**RECORDS SHOWN:**
........

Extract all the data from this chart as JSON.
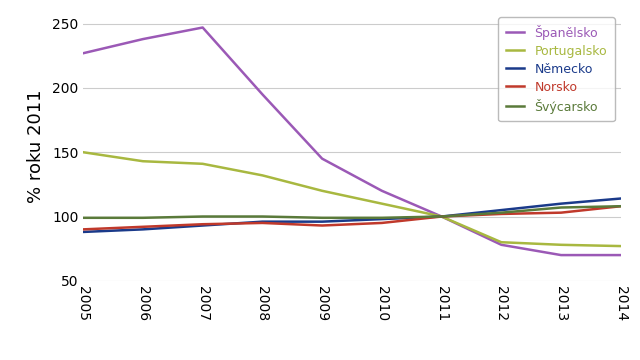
{
  "years": [
    2005,
    2006,
    2007,
    2008,
    2009,
    2010,
    2011,
    2012,
    2013,
    2014
  ],
  "series": {
    "Španělsko": {
      "values": [
        227,
        238,
        247,
        195,
        145,
        120,
        100,
        78,
        70,
        70
      ],
      "color": "#9b59b6",
      "lw": 1.8
    },
    "Portugalsko": {
      "values": [
        150,
        143,
        141,
        132,
        120,
        110,
        100,
        80,
        78,
        77
      ],
      "color": "#a8b840",
      "lw": 1.8
    },
    "Německo": {
      "values": [
        88,
        90,
        93,
        96,
        96,
        98,
        100,
        105,
        110,
        114
      ],
      "color": "#1a3a8a",
      "lw": 1.8
    },
    "Norsko": {
      "values": [
        90,
        92,
        94,
        95,
        93,
        95,
        100,
        102,
        103,
        108
      ],
      "color": "#c0392b",
      "lw": 1.8
    },
    "Švýcarsko": {
      "values": [
        99,
        99,
        100,
        100,
        99,
        99,
        100,
        103,
        107,
        108
      ],
      "color": "#5a7a3a",
      "lw": 1.8
    }
  },
  "ylabel": "% roku 2011",
  "ylim": [
    50,
    260
  ],
  "yticks": [
    50,
    100,
    150,
    200,
    250
  ],
  "xlim": [
    2005,
    2014
  ],
  "bg_color": "#ffffff",
  "grid_color": "#cccccc",
  "ylabel_fontsize": 13,
  "tick_fontsize": 10,
  "legend_fontsize": 9
}
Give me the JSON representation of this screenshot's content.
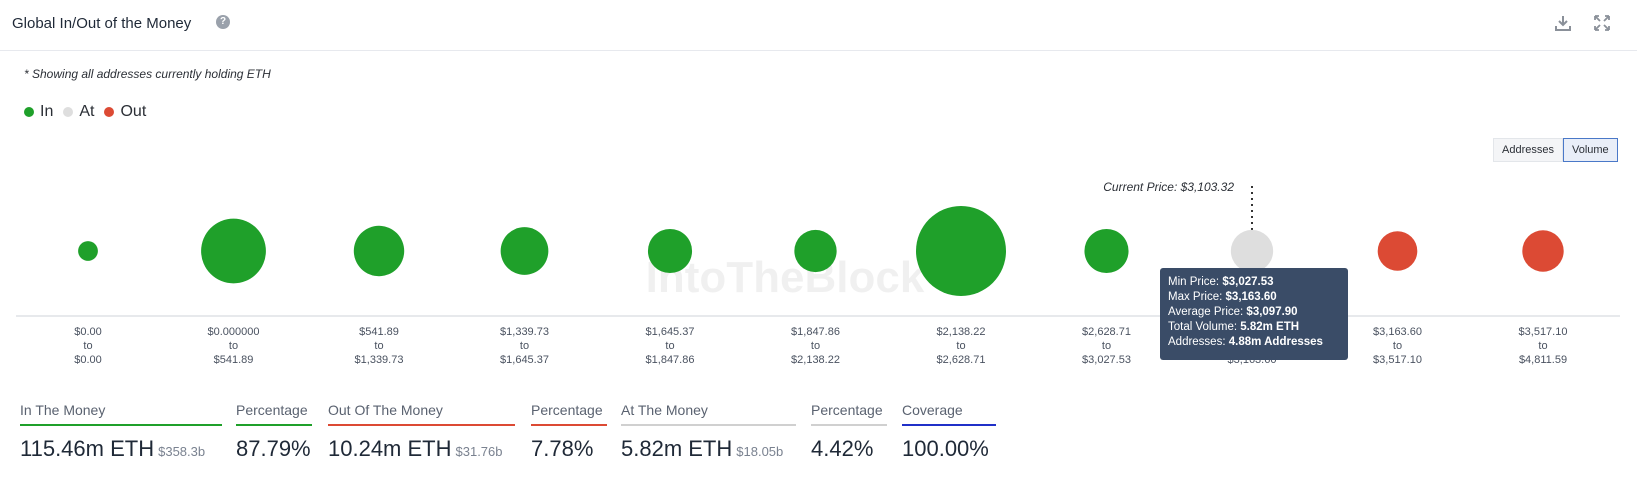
{
  "header": {
    "title": "Global In/Out of the Money"
  },
  "note": "* Showing all addresses currently holding ETH",
  "legend": [
    {
      "label": "In",
      "color": "#1fa02a"
    },
    {
      "label": "At",
      "color": "#dedede"
    },
    {
      "label": "Out",
      "color": "#dc4a34"
    }
  ],
  "toggle": {
    "addresses": "Addresses",
    "volume": "Volume",
    "selected": "Volume"
  },
  "watermark": "IntoTheBlock",
  "chart_data": {
    "type": "scatter",
    "current_price_label": "Current Price: $3,103.32",
    "current_price_bucket": 8,
    "buckets": [
      {
        "from": "$0.00",
        "to": "$0.00",
        "status": "In",
        "relative_size": 0.22
      },
      {
        "from": "$0.000000",
        "to": "$541.89",
        "status": "In",
        "relative_size": 0.72
      },
      {
        "from": "$541.89",
        "to": "$1,339.73",
        "status": "In",
        "relative_size": 0.56
      },
      {
        "from": "$1,339.73",
        "to": "$1,645.37",
        "status": "In",
        "relative_size": 0.53
      },
      {
        "from": "$1,645.37",
        "to": "$1,847.86",
        "status": "In",
        "relative_size": 0.49
      },
      {
        "from": "$1,847.86",
        "to": "$2,138.22",
        "status": "In",
        "relative_size": 0.47
      },
      {
        "from": "$2,138.22",
        "to": "$2,628.71",
        "status": "In",
        "relative_size": 1.0
      },
      {
        "from": "$2,628.71",
        "to": "$3,027.53",
        "status": "In",
        "relative_size": 0.49
      },
      {
        "from": "$3,027.53",
        "to": "$3,163.60",
        "status": "At",
        "relative_size": 0.47
      },
      {
        "from": "$3,163.60",
        "to": "$3,517.10",
        "status": "Out",
        "relative_size": 0.44
      },
      {
        "from": "$3,517.10",
        "to": "$4,811.59",
        "status": "Out",
        "relative_size": 0.46
      }
    ],
    "to_word": "to"
  },
  "tooltip": {
    "min_price_label": "Min Price:",
    "min_price": "$3,027.53",
    "max_price_label": "Max Price:",
    "max_price": "$3,163.60",
    "avg_price_label": "Average Price:",
    "avg_price": "$3,097.90",
    "volume_label": "Total Volume:",
    "volume": "5.82m ETH",
    "addresses_label": "Addresses:",
    "addresses": "4.88m Addresses"
  },
  "summary": [
    {
      "label": "In The Money",
      "value": "115.46m ETH",
      "sub": "$358.3b",
      "color": "#1fa02a"
    },
    {
      "label": "Percentage",
      "value": "87.79%",
      "sub": "",
      "color": "#1fa02a"
    },
    {
      "label": "Out Of The Money",
      "value": "10.24m ETH",
      "sub": "$31.76b",
      "color": "#dc4a34"
    },
    {
      "label": "Percentage",
      "value": "7.78%",
      "sub": "",
      "color": "#dc4a34"
    },
    {
      "label": "At The Money",
      "value": "5.82m ETH",
      "sub": "$18.05b",
      "color": "#d0d0d0"
    },
    {
      "label": "Percentage",
      "value": "4.42%",
      "sub": "",
      "color": "#d0d0d0"
    },
    {
      "label": "Coverage",
      "value": "100.00%",
      "sub": "",
      "color": "#2030c8"
    }
  ]
}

........

**TASK TO COMPLETE:**
Any pictures should be dropped; transcribe the rest of the records above exactly.

**OUTPUT OF THE TASK:**
Extract all the data from this chart as JSON.
{
  "years": [
    2005,
    2006,
    2007,
    2008,
    2009,
    2010,
    2011,
    2012,
    2013,
    2014
  ],
  "series": {
    "Španělsko": {
      "values": [
        227,
        238,
        247,
        195,
        145,
        120,
        100,
        78,
        70,
        70
      ],
      "color": "#9b59b6",
      "lw": 1.8
    },
    "Portugalsko": {
      "values": [
        150,
        143,
        141,
        132,
        120,
        110,
        100,
        80,
        78,
        77
      ],
      "color": "#a8b840",
      "lw": 1.8
    },
    "Německo": {
      "values": [
        88,
        90,
        93,
        96,
        96,
        98,
        100,
        105,
        110,
        114
      ],
      "color": "#1a3a8a",
      "lw": 1.8
    },
    "Norsko": {
      "values": [
        90,
        92,
        94,
        95,
        93,
        95,
        100,
        102,
        103,
        108
      ],
      "color": "#c0392b",
      "lw": 1.8
    },
    "Švýcarsko": {
      "values": [
        99,
        99,
        100,
        100,
        99,
        99,
        100,
        103,
        107,
        108
      ],
      "color": "#5a7a3a",
      "lw": 1.8
    }
  },
  "ylabel": "% roku 2011",
  "ylim": [
    50,
    260
  ],
  "yticks": [
    50,
    100,
    150,
    200,
    250
  ],
  "xlim": [
    2005,
    2014
  ],
  "bg_color": "#ffffff",
  "grid_color": "#cccccc",
  "ylabel_fontsize": 13,
  "tick_fontsize": 10,
  "legend_fontsize": 9
}
Give me the JSON representation of this screenshot's content.
{
  "header": {
    "title": "Global In/Out of the Money"
  },
  "note": "* Showing all addresses currently holding ETH",
  "legend": [
    {
      "label": "In",
      "color": "#1fa02a"
    },
    {
      "label": "At",
      "color": "#dedede"
    },
    {
      "label": "Out",
      "color": "#dc4a34"
    }
  ],
  "toggle": {
    "addresses": "Addresses",
    "volume": "Volume",
    "selected": "Volume"
  },
  "watermark": "IntoTheBlock",
  "chart_data": {
    "type": "scatter",
    "current_price_label": "Current Price: $3,103.32",
    "current_price_bucket": 8,
    "buckets": [
      {
        "from": "$0.00",
        "to": "$0.00",
        "status": "In",
        "relative_size": 0.22
      },
      {
        "from": "$0.000000",
        "to": "$541.89",
        "status": "In",
        "relative_size": 0.72
      },
      {
        "from": "$541.89",
        "to": "$1,339.73",
        "status": "In",
        "relative_size": 0.56
      },
      {
        "from": "$1,339.73",
        "to": "$1,645.37",
        "status": "In",
        "relative_size": 0.53
      },
      {
        "from": "$1,645.37",
        "to": "$1,847.86",
        "status": "In",
        "relative_size": 0.49
      },
      {
        "from": "$1,847.86",
        "to": "$2,138.22",
        "status": "In",
        "relative_size": 0.47
      },
      {
        "from": "$2,138.22",
        "to": "$2,628.71",
        "status": "In",
        "relative_size": 1.0
      },
      {
        "from": "$2,628.71",
        "to": "$3,027.53",
        "status": "In",
        "relative_size": 0.49
      },
      {
        "from": "$3,027.53",
        "to": "$3,163.60",
        "status": "At",
        "relative_size": 0.47
      },
      {
        "from": "$3,163.60",
        "to": "$3,517.10",
        "status": "Out",
        "relative_size": 0.44
      },
      {
        "from": "$3,517.10",
        "to": "$4,811.59",
        "status": "Out",
        "relative_size": 0.46
      }
    ],
    "to_word": "to"
  },
  "tooltip": {
    "min_price_label": "Min Price:",
    "min_price": "$3,027.53",
    "max_price_label": "Max Price:",
    "max_price": "$3,163.60",
    "avg_price_label": "Average Price:",
    "avg_price": "$3,097.90",
    "volume_label": "Total Volume:",
    "volume": "5.82m ETH",
    "addresses_label": "Addresses:",
    "addresses": "4.88m Addresses"
  },
  "summary": [
    {
      "label": "In The Money",
      "value": "115.46m ETH",
      "sub": "$358.3b",
      "color": "#1fa02a"
    },
    {
      "label": "Percentage",
      "value": "87.79%",
      "sub": "",
      "color": "#1fa02a"
    },
    {
      "label": "Out Of The Money",
      "value": "10.24m ETH",
      "sub": "$31.76b",
      "color": "#dc4a34"
    },
    {
      "label": "Percentage",
      "value": "7.78%",
      "sub": "",
      "color": "#dc4a34"
    },
    {
      "label": "At The Money",
      "value": "5.82m ETH",
      "sub": "$18.05b",
      "color": "#d0d0d0"
    },
    {
      "label": "Percentage",
      "value": "4.42%",
      "sub": "",
      "color": "#d0d0d0"
    },
    {
      "label": "Coverage",
      "value": "100.00%",
      "sub": "",
      "color": "#2030c8"
    }
  ]
}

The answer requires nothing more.